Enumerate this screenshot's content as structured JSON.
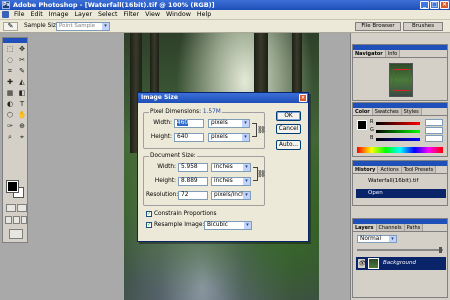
{
  "window": {
    "title": "Adobe Photoshop - [Waterfall(16bit).tif @ 100% (RGB)]",
    "app_icon_letter": "Ps",
    "minimize": "_",
    "maximize": "□",
    "close": "×"
  },
  "menu": [
    "File",
    "Edit",
    "Image",
    "Layer",
    "Select",
    "Filter",
    "View",
    "Window",
    "Help"
  ],
  "options": {
    "tool_glyph": "✎",
    "sample_size_label": "Sample Size:",
    "sample_size_value": "Point Sample",
    "file_browser_tab": "File Browser",
    "brushes_tab": "Brushes"
  },
  "toolbox": {
    "tools": [
      "⬚",
      "✥",
      "◌",
      "✂",
      "⌗",
      "✎",
      "✚",
      "◭",
      "▦",
      "◧",
      "◐",
      "T",
      "⬡",
      "✋",
      "✑",
      "⊕",
      "⌕",
      "⌖"
    ]
  },
  "dialog": {
    "title": "Image Size",
    "close": "×",
    "pixel_dimensions_label": "Pixel Dimensions:",
    "pixel_dimensions_value": "1.57M",
    "px_width_label": "Width:",
    "px_width_value": "460",
    "px_width_unit": "pixels",
    "px_height_label": "Height:",
    "px_height_value": "640",
    "px_height_unit": "pixels",
    "document_size_label": "Document Size:",
    "doc_width_label": "Width:",
    "doc_width_value": "5.958",
    "doc_width_unit": "inches",
    "doc_height_label": "Height:",
    "doc_height_value": "8.889",
    "doc_height_unit": "inches",
    "resolution_label": "Resolution:",
    "resolution_value": "72",
    "resolution_unit": "pixels/inch",
    "ok": "OK",
    "cancel": "Cancel",
    "auto": "Auto...",
    "constrain_label": "Constrain Proportions",
    "resample_label": "Resample Image:",
    "resample_value": "Bicubic",
    "check": "✓",
    "dropdown_arrow": "▾",
    "chain_glyph": "⛓"
  },
  "panels": {
    "navigator": {
      "tabs": [
        "Navigator",
        "Info"
      ]
    },
    "color": {
      "tabs": [
        "Color",
        "Swatches",
        "Styles"
      ],
      "labels": [
        "R",
        "G",
        "B"
      ]
    },
    "history": {
      "tabs": [
        "History",
        "Actions",
        "Tool Presets"
      ],
      "rows": [
        "Waterfall(16bit).tif",
        "Open"
      ]
    },
    "layers": {
      "tabs": [
        "Layers",
        "Channels",
        "Paths"
      ],
      "blend_mode": "Normal",
      "layer_name": "Background",
      "eye_glyph": "👁"
    }
  }
}
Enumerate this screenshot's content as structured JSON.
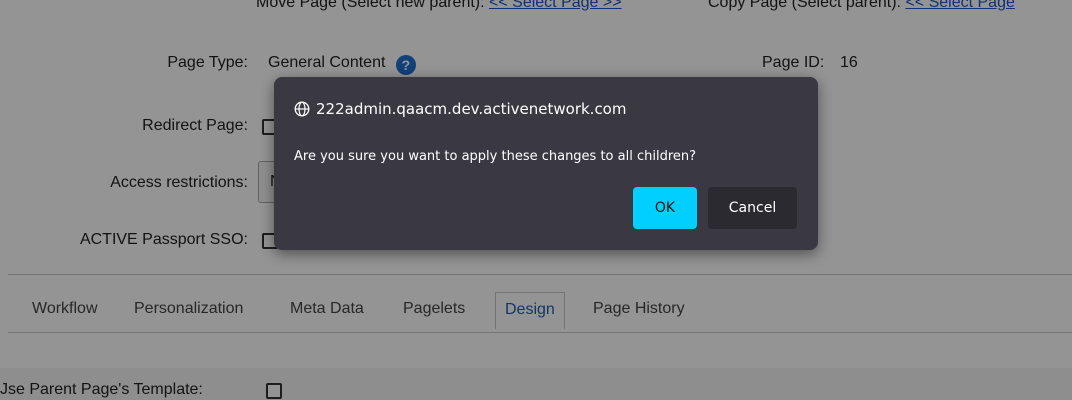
{
  "top_row": {
    "move_page_label": "Move Page (Select new parent):",
    "move_page_link": "<< Select Page >>",
    "copy_page_label": "Copy Page (Select parent):",
    "copy_page_link": "<< Select Page"
  },
  "form": {
    "page_type_label": "Page Type:",
    "page_type_value": "General Content",
    "help_icon": "?",
    "page_id_label": "Page ID:",
    "page_id_value": "16",
    "redirect_label": "Redirect Page:",
    "access_label": "Access restrictions:",
    "access_select_value": "N",
    "sso_label": "ACTIVE Passport SSO:"
  },
  "tabs": [
    {
      "label": "Workflow"
    },
    {
      "label": "Personalization"
    },
    {
      "label": "Meta Data"
    },
    {
      "label": "Pagelets"
    },
    {
      "label": "Design",
      "active": true
    },
    {
      "label": "Page History"
    }
  ],
  "design": {
    "use_parent_template_label": "Jse Parent Page's Template:"
  },
  "dialog": {
    "origin": "222admin.qaacm.dev.activenetwork.com",
    "message": "Are you sure you want to apply these changes to all children?",
    "ok_label": "OK",
    "cancel_label": "Cancel"
  },
  "colors": {
    "ok_button": "#00cfff",
    "dialog_bg": "#3a3942",
    "link": "#1a56c9",
    "active_tab": "#1a5fb4"
  }
}
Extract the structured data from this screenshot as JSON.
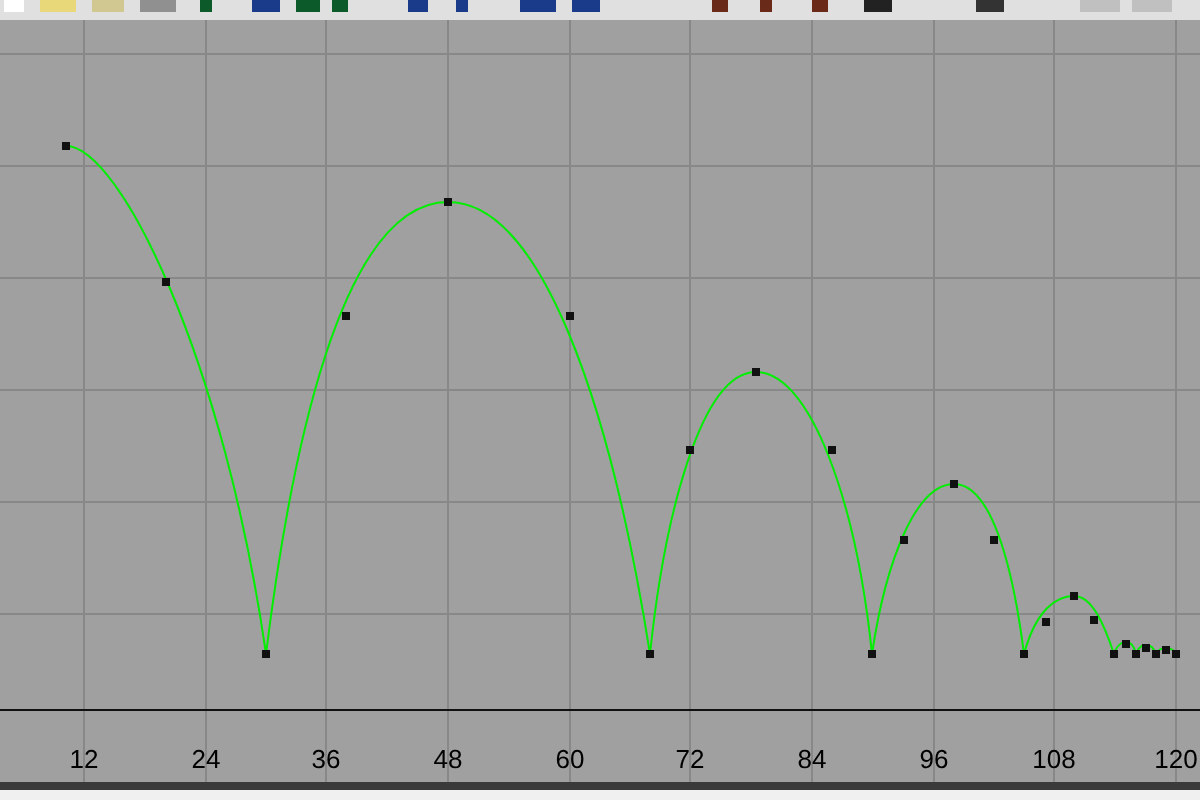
{
  "graph": {
    "frame_labels": [
      "12",
      "24",
      "36",
      "48",
      "60",
      "72",
      "84",
      "96",
      "108",
      "120"
    ]
  }
}
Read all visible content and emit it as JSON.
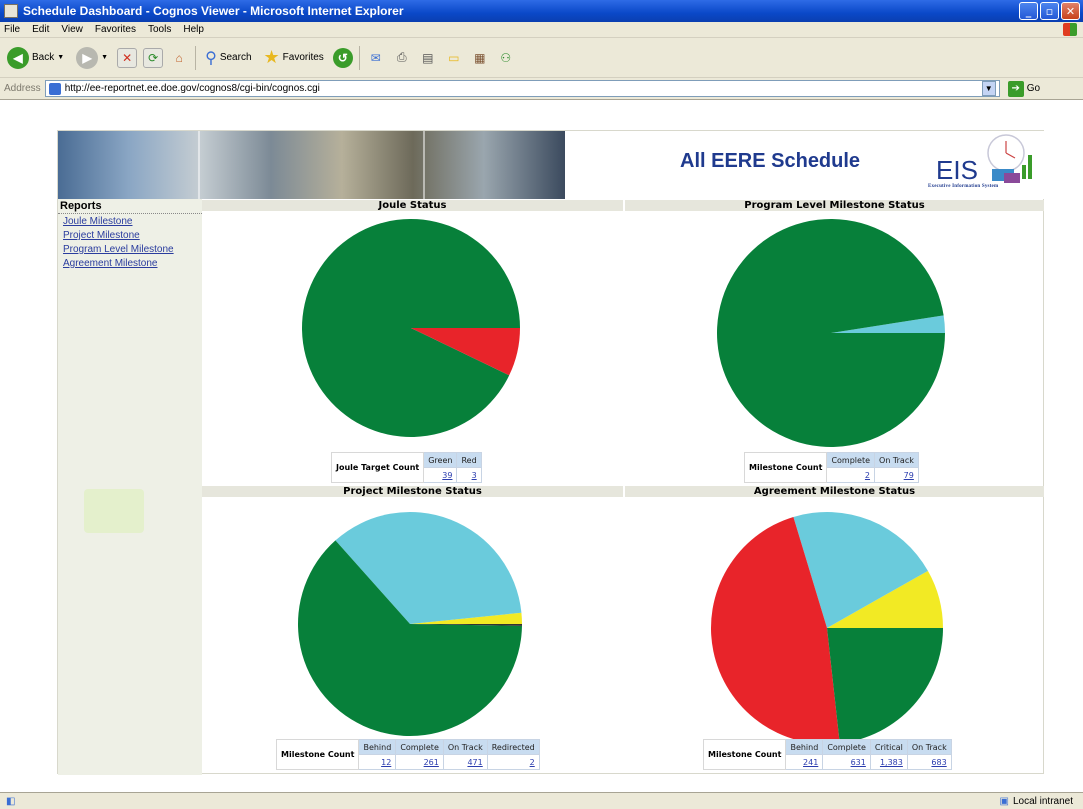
{
  "window": {
    "title": "Schedule Dashboard - Cognos Viewer - Microsoft Internet Explorer"
  },
  "menu": [
    "File",
    "Edit",
    "View",
    "Favorites",
    "Tools",
    "Help"
  ],
  "toolbar": {
    "back": "Back",
    "search": "Search",
    "favorites": "Favorites"
  },
  "address": {
    "label": "Address",
    "url": "http://ee-reportnet.ee.doe.gov/cognos8/cgi-bin/cognos.cgi",
    "go": "Go"
  },
  "status": {
    "zone": "Local intranet"
  },
  "banner": {
    "title": "All EERE  Schedule",
    "logo_text": "EIS",
    "logo_sub": "Executive Information System"
  },
  "sidebar": {
    "heading": "Reports",
    "links": [
      "Joule Milestone",
      "Project Milestone",
      "Program Level Milestone",
      "Agreement Milestone"
    ]
  },
  "colors": {
    "green": "#07803a",
    "red": "#e8242a",
    "light_blue": "#6acbdc",
    "yellow": "#f2ea24",
    "dark": "#333333"
  },
  "panels": [
    {
      "title": "Joule Status",
      "table": {
        "header": "Joule Target Count",
        "columns": [
          "Green",
          "Red"
        ],
        "values": [
          "39",
          "3"
        ]
      }
    },
    {
      "title": "Program Level Milestone Status",
      "table": {
        "header": "Milestone Count",
        "columns": [
          "Complete",
          "On Track"
        ],
        "values": [
          "2",
          "79"
        ]
      }
    },
    {
      "title": "Project Milestone Status",
      "table": {
        "header": "Milestone Count",
        "columns": [
          "Behind",
          "Complete",
          "On Track",
          "Redirected"
        ],
        "values": [
          "12",
          "261",
          "471",
          "2"
        ]
      }
    },
    {
      "title": "Agreement Milestone Status",
      "table": {
        "header": "Milestone Count",
        "columns": [
          "Behind",
          "Complete",
          "Critical",
          "On Track"
        ],
        "values": [
          "241",
          "631",
          "1,383",
          "683"
        ]
      }
    }
  ],
  "chart_data": [
    {
      "type": "pie",
      "title": "Joule Status",
      "slices": [
        {
          "label": "Green",
          "value": 39,
          "color": "#07803a"
        },
        {
          "label": "Red",
          "value": 3,
          "color": "#e8242a"
        }
      ]
    },
    {
      "type": "pie",
      "title": "Program Level Milestone Status",
      "slices": [
        {
          "label": "Complete",
          "value": 2,
          "color": "#6acbdc"
        },
        {
          "label": "On Track",
          "value": 79,
          "color": "#07803a"
        }
      ]
    },
    {
      "type": "pie",
      "title": "Project Milestone Status",
      "slices": [
        {
          "label": "Behind",
          "value": 12,
          "color": "#f2ea24"
        },
        {
          "label": "Complete",
          "value": 261,
          "color": "#6acbdc"
        },
        {
          "label": "On Track",
          "value": 471,
          "color": "#07803a"
        },
        {
          "label": "Redirected",
          "value": 2,
          "color": "#333333"
        }
      ]
    },
    {
      "type": "pie",
      "title": "Agreement Milestone Status",
      "slices": [
        {
          "label": "Behind",
          "value": 241,
          "color": "#f2ea24"
        },
        {
          "label": "Complete",
          "value": 631,
          "color": "#6acbdc"
        },
        {
          "label": "Critical",
          "value": 1383,
          "color": "#e8242a"
        },
        {
          "label": "On Track",
          "value": 683,
          "color": "#07803a"
        }
      ]
    }
  ]
}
====================
GOAL —
Each line in the records above should be reproduced exactly; images are not copied.

EXERCISE RESULT —
Enumerate this screenshot's content as structured JSON.
{
  "window": {
    "title": "Adobe Photoshop - [Waterfall(16bit).tif @ 100% (RGB)]",
    "app_icon_letter": "Ps",
    "minimize": "_",
    "maximize": "□",
    "close": "×"
  },
  "menu": [
    "File",
    "Edit",
    "Image",
    "Layer",
    "Select",
    "Filter",
    "View",
    "Window",
    "Help"
  ],
  "options": {
    "tool_glyph": "✎",
    "sample_size_label": "Sample Size:",
    "sample_size_value": "Point Sample",
    "file_browser_tab": "File Browser",
    "brushes_tab": "Brushes"
  },
  "toolbox": {
    "tools": [
      "⬚",
      "✥",
      "◌",
      "✂",
      "⌗",
      "✎",
      "✚",
      "◭",
      "▦",
      "◧",
      "◐",
      "T",
      "⬡",
      "✋",
      "✑",
      "⊕",
      "⌕",
      "⌖"
    ]
  },
  "dialog": {
    "title": "Image Size",
    "close": "×",
    "pixel_dimensions_label": "Pixel Dimensions:",
    "pixel_dimensions_value": "1.57M",
    "px_width_label": "Width:",
    "px_width_value": "460",
    "px_width_unit": "pixels",
    "px_height_label": "Height:",
    "px_height_value": "640",
    "px_height_unit": "pixels",
    "document_size_label": "Document Size:",
    "doc_width_label": "Width:",
    "doc_width_value": "5.958",
    "doc_width_unit": "inches",
    "doc_height_label": "Height:",
    "doc_height_value": "8.889",
    "doc_height_unit": "inches",
    "resolution_label": "Resolution:",
    "resolution_value": "72",
    "resolution_unit": "pixels/inch",
    "ok": "OK",
    "cancel": "Cancel",
    "auto": "Auto...",
    "constrain_label": "Constrain Proportions",
    "resample_label": "Resample Image:",
    "resample_value": "Bicubic",
    "check": "✓",
    "dropdown_arrow": "▾",
    "chain_glyph": "⛓"
  },
  "panels": {
    "navigator": {
      "tabs": [
        "Navigator",
        "Info"
      ]
    },
    "color": {
      "tabs": [
        "Color",
        "Swatches",
        "Styles"
      ],
      "labels": [
        "R",
        "G",
        "B"
      ]
    },
    "history": {
      "tabs": [
        "History",
        "Actions",
        "Tool Presets"
      ],
      "rows": [
        "Waterfall(16bit).tif",
        "Open"
      ]
    },
    "layers": {
      "tabs": [
        "Layers",
        "Channels",
        "Paths"
      ],
      "blend_mode": "Normal",
      "layer_name": "Background",
      "eye_glyph": "👁"
    }
  }
}
Enumerate this screenshot's content as structured JSON.
{
  "top_row": {
    "move_page_label": "Move Page (Select new parent):",
    "move_page_link": "<< Select Page >>",
    "copy_page_label": "Copy Page (Select parent):",
    "copy_page_link": "<< Select Page"
  },
  "form": {
    "page_type_label": "Page Type:",
    "page_type_value": "General Content",
    "help_icon": "?",
    "page_id_label": "Page ID:",
    "page_id_value": "16",
    "redirect_label": "Redirect Page:",
    "access_label": "Access restrictions:",
    "access_select_value": "N",
    "sso_label": "ACTIVE Passport SSO:"
  },
  "tabs": [
    {
      "label": "Workflow"
    },
    {
      "label": "Personalization"
    },
    {
      "label": "Meta Data"
    },
    {
      "label": "Pagelets"
    },
    {
      "label": "Design",
      "active": true
    },
    {
      "label": "Page History"
    }
  ],
  "design": {
    "use_parent_template_label": "Jse Parent Page's Template:"
  },
  "dialog": {
    "origin": "222admin.qaacm.dev.activenetwork.com",
    "message": "Are you sure you want to apply these changes to all children?",
    "ok_label": "OK",
    "cancel_label": "Cancel"
  },
  "colors": {
    "ok_button": "#00cfff",
    "dialog_bg": "#3a3942",
    "link": "#1a56c9",
    "active_tab": "#1a5fb4"
  }
}
Extract the structured data from this screenshot as JSON.
{
  "graph": {
    "frame_labels": [
      "12",
      "24",
      "36",
      "48",
      "60",
      "72",
      "84",
      "96",
      "108",
      "120"
    ]
  }
}
Read all visible content and emit it as JSON.
{
  "window": {
    "title": "Schedule Dashboard - Cognos Viewer - Microsoft Internet Explorer"
  },
  "menu": [
    "File",
    "Edit",
    "View",
    "Favorites",
    "Tools",
    "Help"
  ],
  "toolbar": {
    "back": "Back",
    "search": "Search",
    "favorites": "Favorites"
  },
  "address": {
    "label": "Address",
    "url": "http://ee-reportnet.ee.doe.gov/cognos8/cgi-bin/cognos.cgi",
    "go": "Go"
  },
  "status": {
    "zone": "Local intranet"
  },
  "banner": {
    "title": "All EERE  Schedule",
    "logo_text": "EIS",
    "logo_sub": "Executive Information System"
  },
  "sidebar": {
    "heading": "Reports",
    "links": [
      "Joule Milestone",
      "Project Milestone",
      "Program Level Milestone",
      "Agreement Milestone"
    ]
  },
  "colors": {
    "green": "#07803a",
    "red": "#e8242a",
    "light_blue": "#6acbdc",
    "yellow": "#f2ea24",
    "dark": "#333333"
  },
  "panels": [
    {
      "title": "Joule Status",
      "table": {
        "header": "Joule Target Count",
        "columns": [
          "Green",
          "Red"
        ],
        "values": [
          "39",
          "3"
        ]
      }
    },
    {
      "title": "Program Level Milestone Status",
      "table": {
        "header": "Milestone Count",
        "columns": [
          "Complete",
          "On Track"
        ],
        "values": [
          "2",
          "79"
        ]
      }
    },
    {
      "title": "Project Milestone Status",
      "table": {
        "header": "Milestone Count",
        "columns": [
          "Behind",
          "Complete",
          "On Track",
          "Redirected"
        ],
        "values": [
          "12",
          "261",
          "471",
          "2"
        ]
      }
    },
    {
      "title": "Agreement Milestone Status",
      "table": {
        "header": "Milestone Count",
        "columns": [
          "Behind",
          "Complete",
          "Critical",
          "On Track"
        ],
        "values": [
          "241",
          "631",
          "1,383",
          "683"
        ]
      }
    }
  ],
  "chart_data": [
    {
      "type": "pie",
      "title": "Joule Status",
      "slices": [
        {
          "label": "Green",
          "value": 39,
          "color": "#07803a"
        },
        {
          "label": "Red",
          "value": 3,
          "color": "#e8242a"
        }
      ]
    },
    {
      "type": "pie",
      "title": "Program Level Milestone Status",
      "slices": [
        {
          "label": "Complete",
          "value": 2,
          "color": "#6acbdc"
        },
        {
          "label": "On Track",
          "value": 79,
          "color": "#07803a"
        }
      ]
    },
    {
      "type": "pie",
      "title": "Project Milestone Status",
      "slices": [
        {
          "label": "Behind",
          "value": 12,
          "color": "#f2ea24"
        },
        {
          "label": "Complete",
          "value": 261,
          "color": "#6acbdc"
        },
        {
          "label": "On Track",
          "value": 471,
          "color": "#07803a"
        },
        {
          "label": "Redirected",
          "value": 2,
          "color": "#333333"
        }
      ]
    },
    {
      "type": "pie",
      "title": "Agreement Milestone Status",
      "slices": [
        {
          "label": "Behind",
          "value": 241,
          "color": "#f2ea24"
        },
        {
          "label": "Complete",
          "value": 631,
          "color": "#6acbdc"
        },
        {
          "label": "Critical",
          "value": 1383,
          "color": "#e8242a"
        },
        {
          "label": "On Track",
          "value": 683,
          "color": "#07803a"
        }
      ]
    }
  ]
}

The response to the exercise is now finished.